■ DATA TO USE:
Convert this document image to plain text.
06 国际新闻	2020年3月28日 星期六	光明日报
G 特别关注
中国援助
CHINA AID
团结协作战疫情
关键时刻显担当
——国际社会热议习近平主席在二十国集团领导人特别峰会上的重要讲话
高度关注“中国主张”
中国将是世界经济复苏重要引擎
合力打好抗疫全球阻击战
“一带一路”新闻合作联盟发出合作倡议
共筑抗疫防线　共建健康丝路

■ TASK INSTRUCTIONS: Copy all of the data. Keep every word exactly as it is.

■ FULL RESPONSE:
Convert this document image to plain text.
06 国际新闻	2020年3月28日 星期六	光明日报
G 特别关注
中国援助
CHINA AID
团结协作战疫情
关键时刻显担当
——国际社会热议习近平主席在二十国集团领导人特别峰会上的重要讲话
高度关注“中国主张”
中国将是世界经济复苏重要引擎
合力打好抗疫全球阻击战
“一带一路”新闻合作联盟发出合作倡议
共筑抗疫防线　共建健康丝路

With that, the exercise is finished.